## Exercise data
○ ○ ○ ○

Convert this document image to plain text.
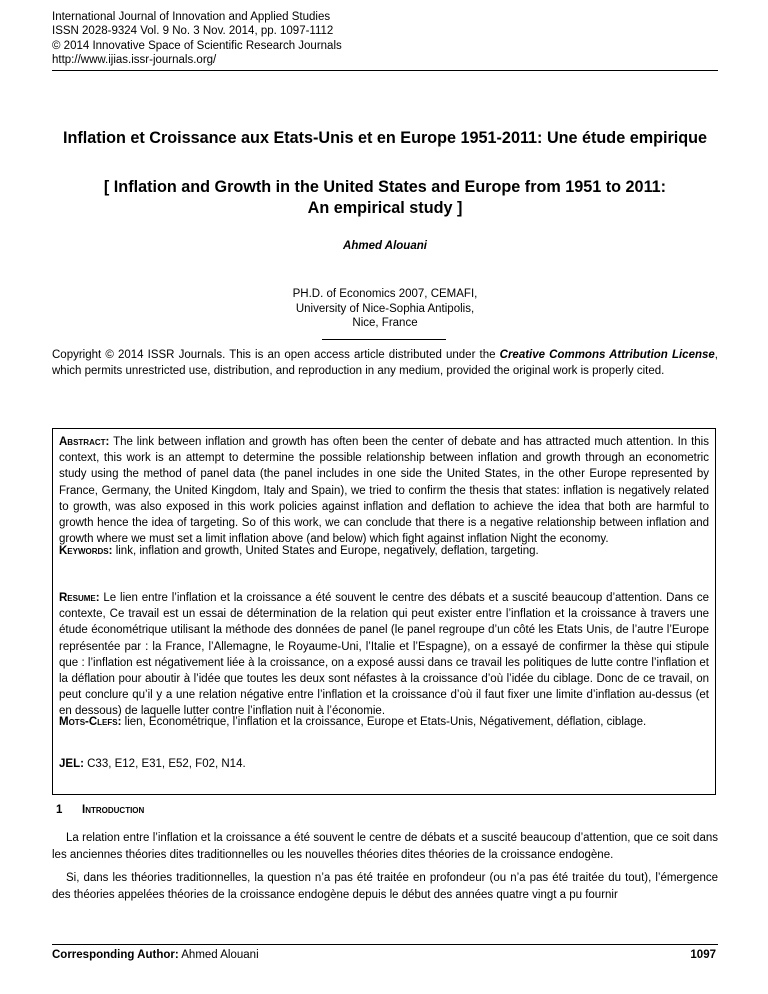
International Journal of Innovation and Applied Studies
ISSN 2028-9324 Vol. 9 No. 3 Nov. 2014, pp. 1097-1112
© 2014 Innovative Space of Scientific Research Journals
http://www.ijias.issr-journals.org/
Inflation et Croissance aux Etats-Unis et en Europe 1951-2011: Une étude empirique
[ Inflation and Growth in the United States and Europe from 1951 to 2011:
An empirical study ]
Ahmed Alouani
PH.D. of Economics 2007, CEMAFI,
University of Nice-Sophia Antipolis,
Nice, France
Copyright © 2014 ISSR Journals. This is an open access article distributed under the Creative Commons Attribution License, which permits unrestricted use, distribution, and reproduction in any medium, provided the original work is properly cited.
Abstract: The link between inflation and growth has often been the center of debate and has attracted much attention. In this context, this work is an attempt to determine the possible relationship between inflation and growth through an econometric study using the method of panel data (the panel includes in one side the United States, in the other Europe represented by France, Germany, the United Kingdom, Italy and Spain), we tried to confirm the thesis that states: inflation is negatively related to growth, was also exposed in this work policies against inflation and deflation to achieve the idea that both are harmful to growth hence the idea of targeting. So of this work, we can conclude that there is a negative relationship between inflation and growth where we must set a limit inflation above (and below) which fight against inflation Night the economy.
Keywords: link, inflation and growth, United States and Europe, negatively, deflation, targeting.
Resume: Le lien entre l’inflation et la croissance a été souvent le centre des débats et a suscité beaucoup d’attention. Dans ce contexte, Ce travail est un essai de détermination de la relation qui peut exister entre l’inflation et la croissance à travers une étude économétrique utilisant la méthode des données de panel (le panel regroupe d’un côté les Etats Unis, de l’autre l’Europe représentée par : la France, l’Allemagne, le Royaume-Uni, l’Italie et l’Espagne), on a essayé de confirmer la thèse qui stipule que : l’inflation est négativement liée à la croissance, on a exposé aussi dans ce travail les politiques de lutte contre l’inflation et la déflation pour aboutir à l’idée que toutes les deux sont néfastes à la croissance d’où l’idée du ciblage. Donc de ce travail, on peut conclure qu’il y a une relation négative entre l’inflation et la croissance d’où il faut fixer une limite d’inflation au-dessus (et en dessous) de laquelle lutter contre l’inflation nuit à l’économie.
Mots-Clefs: lien, Econométrique, l’inflation et la croissance, Europe et Etats-Unis, Négativement, déflation, ciblage.
JEL: C33, E12, E31, E52, F02, N14.
1 Introduction
La relation entre l’inflation et la croissance a été souvent le centre de débats et a suscité beaucoup d’attention, que ce soit dans les anciennes théories dites traditionnelles ou les nouvelles théories dites théories de la croissance endogène.
Si, dans les théories traditionnelles, la question n’a pas été traitée en profondeur (ou n’a pas été traitée du tout), l’émergence des théories appelées théories de la croissance endogène depuis le début des années quatre vingt a pu fournir
Corresponding Author: Ahmed Alouani	1097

○ ○ ○ ○

## Aim
Leave images out of the retyped records; keep all else exact.

## Exercise output
Convert this document image to plain text.
International Journal of Innovation and Applied Studies
ISSN 2028-9324 Vol. 9 No. 3 Nov. 2014, pp. 1097-1112
© 2014 Innovative Space of Scientific Research Journals
http://www.ijias.issr-journals.org/
Inflation et Croissance aux Etats-Unis et en Europe 1951-2011: Une étude empirique
[ Inflation and Growth in the United States and Europe from 1951 to 2011:
An empirical study ]
Ahmed Alouani
PH.D. of Economics 2007, CEMAFI,
University of Nice-Sophia Antipolis,
Nice, France
Copyright © 2014 ISSR Journals. This is an open access article distributed under the Creative Commons Attribution License, which permits unrestricted use, distribution, and reproduction in any medium, provided the original work is properly cited.
Abstract: The link between inflation and growth has often been the center of debate and has attracted much attention. In this context, this work is an attempt to determine the possible relationship between inflation and growth through an econometric study using the method of panel data (the panel includes in one side the United States, in the other Europe represented by France, Germany, the United Kingdom, Italy and Spain), we tried to confirm the thesis that states: inflation is negatively related to growth, was also exposed in this work policies against inflation and deflation to achieve the idea that both are harmful to growth hence the idea of targeting. So of this work, we can conclude that there is a negative relationship between inflation and growth where we must set a limit inflation above (and below) which fight against inflation Night the economy.
Keywords: link, inflation and growth, United States and Europe, negatively, deflation, targeting.
Resume: Le lien entre l’inflation et la croissance a été souvent le centre des débats et a suscité beaucoup d’attention. Dans ce contexte, Ce travail est un essai de détermination de la relation qui peut exister entre l’inflation et la croissance à travers une étude économétrique utilisant la méthode des données de panel (le panel regroupe d’un côté les Etats Unis, de l’autre l’Europe représentée par : la France, l’Allemagne, le Royaume-Uni, l’Italie et l’Espagne), on a essayé de confirmer la thèse qui stipule que : l’inflation est négativement liée à la croissance, on a exposé aussi dans ce travail les politiques de lutte contre l’inflation et la déflation pour aboutir à l’idée que toutes les deux sont néfastes à la croissance d’où l’idée du ciblage. Donc de ce travail, on peut conclure qu’il y a une relation négative entre l’inflation et la croissance d’où il faut fixer une limite d’inflation au-dessus (et en dessous) de laquelle lutter contre l’inflation nuit à l’économie.
Mots-Clefs: lien, Econométrique, l’inflation et la croissance, Europe et Etats-Unis, Négativement, déflation, ciblage.
JEL: C33, E12, E31, E52, F02, N14.
1 Introduction
La relation entre l’inflation et la croissance a été souvent le centre de débats et a suscité beaucoup d’attention, que ce soit dans les anciennes théories dites traditionnelles ou les nouvelles théories dites théories de la croissance endogène.
Si, dans les théories traditionnelles, la question n’a pas été traitée en profondeur (ou n’a pas été traitée du tout), l’émergence des théories appelées théories de la croissance endogène depuis le début des années quatre vingt a pu fournir
Corresponding Author: Ahmed Alouani	1097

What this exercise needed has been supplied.